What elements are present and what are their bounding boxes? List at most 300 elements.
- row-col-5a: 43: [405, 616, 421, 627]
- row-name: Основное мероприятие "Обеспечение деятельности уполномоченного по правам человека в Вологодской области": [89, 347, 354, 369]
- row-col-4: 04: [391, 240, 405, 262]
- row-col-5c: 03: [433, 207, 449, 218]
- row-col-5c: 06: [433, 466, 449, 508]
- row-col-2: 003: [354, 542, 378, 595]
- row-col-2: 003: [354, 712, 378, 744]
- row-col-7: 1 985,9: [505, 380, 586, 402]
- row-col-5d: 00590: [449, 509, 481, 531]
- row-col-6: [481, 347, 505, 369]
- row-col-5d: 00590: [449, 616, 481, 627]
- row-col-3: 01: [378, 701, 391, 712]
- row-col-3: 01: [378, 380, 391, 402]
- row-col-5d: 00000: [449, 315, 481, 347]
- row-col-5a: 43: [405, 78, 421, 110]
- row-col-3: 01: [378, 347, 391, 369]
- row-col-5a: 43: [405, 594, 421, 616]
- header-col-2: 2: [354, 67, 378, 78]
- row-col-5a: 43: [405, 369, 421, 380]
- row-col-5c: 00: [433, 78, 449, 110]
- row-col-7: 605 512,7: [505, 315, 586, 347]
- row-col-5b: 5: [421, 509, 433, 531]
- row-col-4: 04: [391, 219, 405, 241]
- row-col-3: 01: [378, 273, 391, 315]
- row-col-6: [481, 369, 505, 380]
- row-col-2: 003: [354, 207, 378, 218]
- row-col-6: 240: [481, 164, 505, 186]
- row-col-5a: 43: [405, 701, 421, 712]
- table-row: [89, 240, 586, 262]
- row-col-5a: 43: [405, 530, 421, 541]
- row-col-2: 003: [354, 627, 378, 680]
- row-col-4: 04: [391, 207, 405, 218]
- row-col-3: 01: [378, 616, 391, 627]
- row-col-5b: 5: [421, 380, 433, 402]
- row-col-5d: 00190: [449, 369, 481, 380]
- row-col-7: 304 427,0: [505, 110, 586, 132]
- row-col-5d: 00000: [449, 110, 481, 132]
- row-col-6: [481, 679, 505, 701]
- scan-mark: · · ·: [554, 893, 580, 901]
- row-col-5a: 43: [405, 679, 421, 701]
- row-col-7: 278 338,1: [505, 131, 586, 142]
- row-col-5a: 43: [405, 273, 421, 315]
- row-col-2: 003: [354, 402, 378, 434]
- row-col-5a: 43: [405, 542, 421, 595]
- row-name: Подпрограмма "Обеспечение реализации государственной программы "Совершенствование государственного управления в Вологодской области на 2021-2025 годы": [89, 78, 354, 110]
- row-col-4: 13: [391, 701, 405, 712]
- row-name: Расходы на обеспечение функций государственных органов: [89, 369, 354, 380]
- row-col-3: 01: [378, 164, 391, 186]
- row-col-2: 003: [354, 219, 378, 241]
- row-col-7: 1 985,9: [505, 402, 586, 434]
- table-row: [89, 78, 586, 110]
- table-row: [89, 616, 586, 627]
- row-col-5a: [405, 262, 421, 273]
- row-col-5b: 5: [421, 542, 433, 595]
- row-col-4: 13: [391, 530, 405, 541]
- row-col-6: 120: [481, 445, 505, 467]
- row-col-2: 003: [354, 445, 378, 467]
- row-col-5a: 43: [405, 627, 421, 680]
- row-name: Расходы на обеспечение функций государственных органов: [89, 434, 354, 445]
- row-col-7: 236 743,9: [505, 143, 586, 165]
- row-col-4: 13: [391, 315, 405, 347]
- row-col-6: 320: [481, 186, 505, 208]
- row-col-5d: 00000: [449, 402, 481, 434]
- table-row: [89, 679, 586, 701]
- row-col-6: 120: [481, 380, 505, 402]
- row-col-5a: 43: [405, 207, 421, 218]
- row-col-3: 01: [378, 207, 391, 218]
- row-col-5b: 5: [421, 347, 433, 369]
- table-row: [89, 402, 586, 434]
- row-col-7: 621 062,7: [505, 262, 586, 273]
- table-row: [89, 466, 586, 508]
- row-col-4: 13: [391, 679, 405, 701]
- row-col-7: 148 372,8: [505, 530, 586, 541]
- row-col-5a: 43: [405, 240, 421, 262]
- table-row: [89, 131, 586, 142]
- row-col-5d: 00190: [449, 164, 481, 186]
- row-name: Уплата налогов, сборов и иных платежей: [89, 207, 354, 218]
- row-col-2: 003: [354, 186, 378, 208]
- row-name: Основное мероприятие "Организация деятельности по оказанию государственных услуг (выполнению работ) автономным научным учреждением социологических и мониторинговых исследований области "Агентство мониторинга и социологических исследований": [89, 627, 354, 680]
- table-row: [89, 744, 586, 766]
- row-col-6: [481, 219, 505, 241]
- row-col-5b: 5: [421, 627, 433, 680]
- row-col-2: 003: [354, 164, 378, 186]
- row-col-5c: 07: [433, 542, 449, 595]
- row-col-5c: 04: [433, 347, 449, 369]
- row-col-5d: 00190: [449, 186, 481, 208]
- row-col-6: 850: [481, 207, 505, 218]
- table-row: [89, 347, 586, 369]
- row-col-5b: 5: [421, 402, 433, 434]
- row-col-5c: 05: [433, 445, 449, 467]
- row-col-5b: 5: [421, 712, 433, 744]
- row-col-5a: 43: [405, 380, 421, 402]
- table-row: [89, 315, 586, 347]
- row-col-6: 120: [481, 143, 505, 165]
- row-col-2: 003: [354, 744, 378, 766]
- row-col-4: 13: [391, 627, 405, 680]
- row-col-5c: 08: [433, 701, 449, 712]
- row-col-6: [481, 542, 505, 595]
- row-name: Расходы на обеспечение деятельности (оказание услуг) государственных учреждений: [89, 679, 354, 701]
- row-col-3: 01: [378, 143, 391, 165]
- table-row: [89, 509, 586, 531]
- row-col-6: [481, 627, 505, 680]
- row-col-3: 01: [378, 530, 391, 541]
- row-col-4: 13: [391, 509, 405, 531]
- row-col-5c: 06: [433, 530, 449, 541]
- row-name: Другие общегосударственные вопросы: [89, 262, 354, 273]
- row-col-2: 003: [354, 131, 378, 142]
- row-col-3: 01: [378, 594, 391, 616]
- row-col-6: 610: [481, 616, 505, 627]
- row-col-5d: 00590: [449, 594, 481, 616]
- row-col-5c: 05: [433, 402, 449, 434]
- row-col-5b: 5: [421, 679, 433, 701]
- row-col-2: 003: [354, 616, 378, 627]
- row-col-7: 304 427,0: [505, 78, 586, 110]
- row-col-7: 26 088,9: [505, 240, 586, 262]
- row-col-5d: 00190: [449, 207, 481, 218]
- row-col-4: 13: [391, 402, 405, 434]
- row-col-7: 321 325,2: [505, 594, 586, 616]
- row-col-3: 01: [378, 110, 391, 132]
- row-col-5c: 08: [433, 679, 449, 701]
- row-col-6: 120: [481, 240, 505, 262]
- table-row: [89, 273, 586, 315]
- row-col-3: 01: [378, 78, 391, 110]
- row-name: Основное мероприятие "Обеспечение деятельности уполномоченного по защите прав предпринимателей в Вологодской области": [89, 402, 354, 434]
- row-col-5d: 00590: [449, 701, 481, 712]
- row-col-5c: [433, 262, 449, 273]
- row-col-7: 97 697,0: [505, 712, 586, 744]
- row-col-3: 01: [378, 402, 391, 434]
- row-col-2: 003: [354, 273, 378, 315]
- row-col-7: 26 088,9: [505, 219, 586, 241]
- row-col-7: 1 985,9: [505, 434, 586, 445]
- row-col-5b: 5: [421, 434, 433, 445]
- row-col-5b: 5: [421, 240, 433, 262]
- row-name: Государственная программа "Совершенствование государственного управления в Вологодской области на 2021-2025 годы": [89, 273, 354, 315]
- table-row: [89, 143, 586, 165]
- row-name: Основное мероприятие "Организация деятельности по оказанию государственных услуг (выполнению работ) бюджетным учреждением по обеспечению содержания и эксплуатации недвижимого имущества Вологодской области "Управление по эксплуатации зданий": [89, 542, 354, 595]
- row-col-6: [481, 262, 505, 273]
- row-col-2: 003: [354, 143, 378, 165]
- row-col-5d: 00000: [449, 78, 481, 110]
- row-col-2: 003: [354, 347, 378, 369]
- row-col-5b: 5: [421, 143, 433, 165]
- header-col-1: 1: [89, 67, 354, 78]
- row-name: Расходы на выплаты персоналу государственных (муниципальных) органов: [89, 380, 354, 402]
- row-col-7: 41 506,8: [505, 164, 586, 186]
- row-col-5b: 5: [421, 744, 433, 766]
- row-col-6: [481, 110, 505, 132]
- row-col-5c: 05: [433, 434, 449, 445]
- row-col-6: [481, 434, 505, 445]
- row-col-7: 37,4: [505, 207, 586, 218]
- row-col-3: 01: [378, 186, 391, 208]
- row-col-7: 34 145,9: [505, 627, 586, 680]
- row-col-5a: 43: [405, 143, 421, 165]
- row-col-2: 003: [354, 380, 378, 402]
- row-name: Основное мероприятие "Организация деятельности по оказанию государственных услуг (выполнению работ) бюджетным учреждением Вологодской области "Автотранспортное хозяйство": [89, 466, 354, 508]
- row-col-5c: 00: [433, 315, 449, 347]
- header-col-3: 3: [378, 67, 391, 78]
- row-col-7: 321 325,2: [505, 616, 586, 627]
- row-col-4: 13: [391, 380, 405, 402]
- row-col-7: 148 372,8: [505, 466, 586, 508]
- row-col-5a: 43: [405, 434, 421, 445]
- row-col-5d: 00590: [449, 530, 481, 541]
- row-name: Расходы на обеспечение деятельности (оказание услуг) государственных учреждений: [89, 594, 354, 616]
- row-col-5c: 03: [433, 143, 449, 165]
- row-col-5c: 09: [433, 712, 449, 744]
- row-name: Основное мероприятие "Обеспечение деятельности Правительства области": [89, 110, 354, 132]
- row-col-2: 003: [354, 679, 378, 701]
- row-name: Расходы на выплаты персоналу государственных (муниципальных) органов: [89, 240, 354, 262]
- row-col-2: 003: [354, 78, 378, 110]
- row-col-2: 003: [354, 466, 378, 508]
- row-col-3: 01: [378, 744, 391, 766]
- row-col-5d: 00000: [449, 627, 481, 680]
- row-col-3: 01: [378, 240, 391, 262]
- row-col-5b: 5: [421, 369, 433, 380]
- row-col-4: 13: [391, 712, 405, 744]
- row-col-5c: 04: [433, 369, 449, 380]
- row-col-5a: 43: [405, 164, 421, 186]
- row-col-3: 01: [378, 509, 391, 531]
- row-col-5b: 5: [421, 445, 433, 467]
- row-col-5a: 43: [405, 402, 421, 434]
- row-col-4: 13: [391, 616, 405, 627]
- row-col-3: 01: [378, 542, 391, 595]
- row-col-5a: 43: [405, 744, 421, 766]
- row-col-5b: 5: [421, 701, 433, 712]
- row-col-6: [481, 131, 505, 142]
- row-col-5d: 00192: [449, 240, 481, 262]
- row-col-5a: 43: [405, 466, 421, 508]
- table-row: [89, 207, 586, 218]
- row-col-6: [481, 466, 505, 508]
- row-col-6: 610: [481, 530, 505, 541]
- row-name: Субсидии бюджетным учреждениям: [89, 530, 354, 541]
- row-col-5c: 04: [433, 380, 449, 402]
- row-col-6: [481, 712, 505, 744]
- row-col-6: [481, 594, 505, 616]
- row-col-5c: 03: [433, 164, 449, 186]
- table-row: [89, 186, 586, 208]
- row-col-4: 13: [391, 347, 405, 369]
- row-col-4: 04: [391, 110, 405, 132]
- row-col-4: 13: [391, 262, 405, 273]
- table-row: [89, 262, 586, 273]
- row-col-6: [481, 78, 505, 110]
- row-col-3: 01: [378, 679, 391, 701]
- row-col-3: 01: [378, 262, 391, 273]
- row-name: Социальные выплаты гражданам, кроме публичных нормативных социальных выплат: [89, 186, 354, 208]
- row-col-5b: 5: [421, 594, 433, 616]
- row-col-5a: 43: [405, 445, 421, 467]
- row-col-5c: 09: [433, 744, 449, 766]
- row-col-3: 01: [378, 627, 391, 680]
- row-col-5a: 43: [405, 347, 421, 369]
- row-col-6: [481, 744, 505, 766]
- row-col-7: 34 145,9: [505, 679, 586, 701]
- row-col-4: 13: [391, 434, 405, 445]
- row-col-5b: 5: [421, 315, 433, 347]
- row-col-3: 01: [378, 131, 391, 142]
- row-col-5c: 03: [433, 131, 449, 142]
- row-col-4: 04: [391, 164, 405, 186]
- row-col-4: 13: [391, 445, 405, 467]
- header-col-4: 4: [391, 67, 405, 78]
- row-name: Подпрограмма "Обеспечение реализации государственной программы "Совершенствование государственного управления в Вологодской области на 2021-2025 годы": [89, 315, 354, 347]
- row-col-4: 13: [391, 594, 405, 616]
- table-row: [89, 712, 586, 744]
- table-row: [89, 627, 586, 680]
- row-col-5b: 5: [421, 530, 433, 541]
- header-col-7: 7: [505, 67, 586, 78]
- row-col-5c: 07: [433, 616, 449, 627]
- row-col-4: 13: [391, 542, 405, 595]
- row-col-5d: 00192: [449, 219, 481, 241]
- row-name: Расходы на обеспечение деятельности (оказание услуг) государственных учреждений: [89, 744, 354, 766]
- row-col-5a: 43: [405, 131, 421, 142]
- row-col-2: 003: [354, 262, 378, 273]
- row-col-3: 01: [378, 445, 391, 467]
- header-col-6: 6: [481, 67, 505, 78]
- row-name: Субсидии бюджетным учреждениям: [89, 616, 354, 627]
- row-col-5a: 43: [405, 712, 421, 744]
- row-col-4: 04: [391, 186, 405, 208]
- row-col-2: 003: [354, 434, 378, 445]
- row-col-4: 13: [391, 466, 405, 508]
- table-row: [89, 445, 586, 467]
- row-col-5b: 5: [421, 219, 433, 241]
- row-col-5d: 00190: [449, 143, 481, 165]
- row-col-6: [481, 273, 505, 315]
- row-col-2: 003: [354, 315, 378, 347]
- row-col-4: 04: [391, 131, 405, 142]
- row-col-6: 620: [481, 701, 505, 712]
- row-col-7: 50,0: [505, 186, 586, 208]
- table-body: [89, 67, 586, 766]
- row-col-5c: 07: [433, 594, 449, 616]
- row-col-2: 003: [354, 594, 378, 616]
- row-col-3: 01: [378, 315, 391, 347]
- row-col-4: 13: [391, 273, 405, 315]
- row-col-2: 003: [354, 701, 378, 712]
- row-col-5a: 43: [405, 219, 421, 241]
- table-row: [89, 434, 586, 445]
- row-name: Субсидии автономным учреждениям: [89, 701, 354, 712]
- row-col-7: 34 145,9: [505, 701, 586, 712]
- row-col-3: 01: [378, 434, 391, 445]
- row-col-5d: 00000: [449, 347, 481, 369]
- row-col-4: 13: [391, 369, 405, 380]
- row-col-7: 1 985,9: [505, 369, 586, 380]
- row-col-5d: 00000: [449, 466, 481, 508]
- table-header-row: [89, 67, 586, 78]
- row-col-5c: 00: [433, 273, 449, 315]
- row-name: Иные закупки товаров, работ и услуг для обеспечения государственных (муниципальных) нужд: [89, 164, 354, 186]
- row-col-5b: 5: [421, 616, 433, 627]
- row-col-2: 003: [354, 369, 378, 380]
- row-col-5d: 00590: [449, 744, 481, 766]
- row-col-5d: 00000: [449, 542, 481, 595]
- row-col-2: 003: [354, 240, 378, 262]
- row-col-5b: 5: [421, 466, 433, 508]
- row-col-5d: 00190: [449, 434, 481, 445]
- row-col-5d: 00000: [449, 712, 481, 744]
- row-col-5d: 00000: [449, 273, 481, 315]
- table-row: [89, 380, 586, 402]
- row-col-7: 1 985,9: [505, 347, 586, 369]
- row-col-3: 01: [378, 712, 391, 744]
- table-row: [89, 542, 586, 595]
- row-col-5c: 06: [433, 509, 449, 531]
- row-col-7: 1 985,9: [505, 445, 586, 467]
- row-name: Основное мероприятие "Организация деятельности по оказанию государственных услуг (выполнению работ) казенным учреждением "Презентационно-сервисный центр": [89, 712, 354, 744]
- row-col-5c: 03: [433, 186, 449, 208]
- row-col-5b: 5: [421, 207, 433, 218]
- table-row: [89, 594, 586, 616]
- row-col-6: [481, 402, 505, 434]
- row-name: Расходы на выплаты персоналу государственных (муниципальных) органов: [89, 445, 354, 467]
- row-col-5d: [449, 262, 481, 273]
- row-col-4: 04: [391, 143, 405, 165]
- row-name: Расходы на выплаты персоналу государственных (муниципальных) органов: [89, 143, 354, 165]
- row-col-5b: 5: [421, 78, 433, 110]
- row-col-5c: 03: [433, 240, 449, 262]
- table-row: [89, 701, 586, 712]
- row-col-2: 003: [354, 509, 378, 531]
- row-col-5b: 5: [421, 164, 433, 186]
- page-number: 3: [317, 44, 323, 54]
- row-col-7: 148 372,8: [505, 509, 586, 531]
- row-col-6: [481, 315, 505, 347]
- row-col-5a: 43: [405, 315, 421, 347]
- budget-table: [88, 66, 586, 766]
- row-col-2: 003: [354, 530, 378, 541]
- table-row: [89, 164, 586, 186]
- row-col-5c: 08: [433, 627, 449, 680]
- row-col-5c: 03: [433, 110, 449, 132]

..............................

* _WORK TO DO_: Take the stretch of items from the first line through the line containing "- row-col-5a: 43: [405, 78, 421, 110]", and write those lines out again with every "row-col-5d" changed to "row-col-5e" and everything else left unchanged.

* _TASK RESPONSE_:
What elements are present and what are their bounding boxes? List at most 300 elements.
- row-col-5a: 43: [405, 616, 421, 627]
- row-name: Основное мероприятие "Обеспечение деятельности уполномоченного по правам человека в Вологодской области": [89, 347, 354, 369]
- row-col-4: 04: [391, 240, 405, 262]
- row-col-5c: 03: [433, 207, 449, 218]
- row-col-5c: 06: [433, 466, 449, 508]
- row-col-2: 003: [354, 542, 378, 595]
- row-col-2: 003: [354, 712, 378, 744]
- row-col-7: 1 985,9: [505, 380, 586, 402]
- row-col-5e: 00590: [449, 509, 481, 531]
- row-col-6: [481, 347, 505, 369]
- row-col-5e: 00590: [449, 616, 481, 627]
- row-col-3: 01: [378, 701, 391, 712]
- row-col-3: 01: [378, 380, 391, 402]
- row-col-5e: 00000: [449, 315, 481, 347]
- row-col-5a: 43: [405, 78, 421, 110]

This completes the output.